━━━━━ Exercise data

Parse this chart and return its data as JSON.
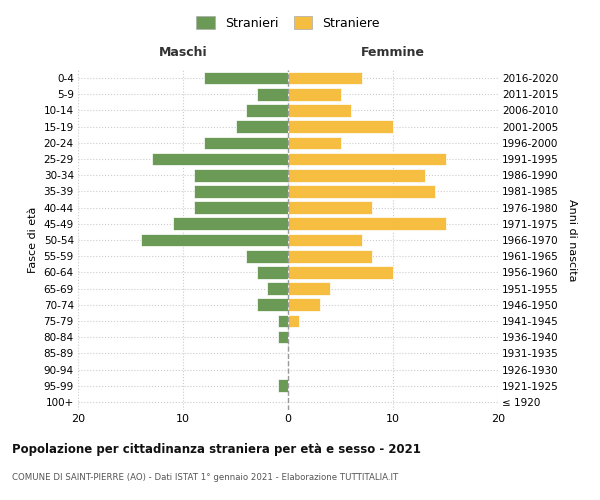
{
  "age_groups": [
    "0-4",
    "5-9",
    "10-14",
    "15-19",
    "20-24",
    "25-29",
    "30-34",
    "35-39",
    "40-44",
    "45-49",
    "50-54",
    "55-59",
    "60-64",
    "65-69",
    "70-74",
    "75-79",
    "80-84",
    "85-89",
    "90-94",
    "95-99",
    "100+"
  ],
  "birth_years": [
    "2016-2020",
    "2011-2015",
    "2006-2010",
    "2001-2005",
    "1996-2000",
    "1991-1995",
    "1986-1990",
    "1981-1985",
    "1976-1980",
    "1971-1975",
    "1966-1970",
    "1961-1965",
    "1956-1960",
    "1951-1955",
    "1946-1950",
    "1941-1945",
    "1936-1940",
    "1931-1935",
    "1926-1930",
    "1921-1925",
    "≤ 1920"
  ],
  "maschi": [
    8,
    3,
    4,
    5,
    8,
    13,
    9,
    9,
    9,
    11,
    14,
    4,
    3,
    2,
    3,
    1,
    1,
    0,
    0,
    1,
    0
  ],
  "femmine": [
    7,
    5,
    6,
    10,
    5,
    15,
    13,
    14,
    8,
    15,
    7,
    8,
    10,
    4,
    3,
    1,
    0,
    0,
    0,
    0,
    0
  ],
  "male_color": "#6a9a56",
  "female_color": "#f5be41",
  "bar_edge_color": "#ffffff",
  "title": "Popolazione per cittadinanza straniera per età e sesso - 2021",
  "subtitle": "COMUNE DI SAINT-PIERRE (AO) - Dati ISTAT 1° gennaio 2021 - Elaborazione TUTTITALIA.IT",
  "xlabel_left": "Maschi",
  "xlabel_right": "Femmine",
  "ylabel": "Fasce di età",
  "ylabel_right": "Anni di nascita",
  "legend_male": "Stranieri",
  "legend_female": "Straniere",
  "xlim": 20,
  "background_color": "#ffffff",
  "grid_color": "#cccccc",
  "dashed_line_color": "#999999"
}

━━━━━━━━━━

* [What the task asks]: Reproduce all entries without any change, and omit the pictures.

* [Output of the task]:
Parse this chart and return its data as JSON.
{
  "age_groups": [
    "0-4",
    "5-9",
    "10-14",
    "15-19",
    "20-24",
    "25-29",
    "30-34",
    "35-39",
    "40-44",
    "45-49",
    "50-54",
    "55-59",
    "60-64",
    "65-69",
    "70-74",
    "75-79",
    "80-84",
    "85-89",
    "90-94",
    "95-99",
    "100+"
  ],
  "birth_years": [
    "2016-2020",
    "2011-2015",
    "2006-2010",
    "2001-2005",
    "1996-2000",
    "1991-1995",
    "1986-1990",
    "1981-1985",
    "1976-1980",
    "1971-1975",
    "1966-1970",
    "1961-1965",
    "1956-1960",
    "1951-1955",
    "1946-1950",
    "1941-1945",
    "1936-1940",
    "1931-1935",
    "1926-1930",
    "1921-1925",
    "≤ 1920"
  ],
  "maschi": [
    8,
    3,
    4,
    5,
    8,
    13,
    9,
    9,
    9,
    11,
    14,
    4,
    3,
    2,
    3,
    1,
    1,
    0,
    0,
    1,
    0
  ],
  "femmine": [
    7,
    5,
    6,
    10,
    5,
    15,
    13,
    14,
    8,
    15,
    7,
    8,
    10,
    4,
    3,
    1,
    0,
    0,
    0,
    0,
    0
  ],
  "male_color": "#6a9a56",
  "female_color": "#f5be41",
  "bar_edge_color": "#ffffff",
  "title": "Popolazione per cittadinanza straniera per età e sesso - 2021",
  "subtitle": "COMUNE DI SAINT-PIERRE (AO) - Dati ISTAT 1° gennaio 2021 - Elaborazione TUTTITALIA.IT",
  "xlabel_left": "Maschi",
  "xlabel_right": "Femmine",
  "ylabel": "Fasce di età",
  "ylabel_right": "Anni di nascita",
  "legend_male": "Stranieri",
  "legend_female": "Straniere",
  "xlim": 20,
  "background_color": "#ffffff",
  "grid_color": "#cccccc",
  "dashed_line_color": "#999999"
}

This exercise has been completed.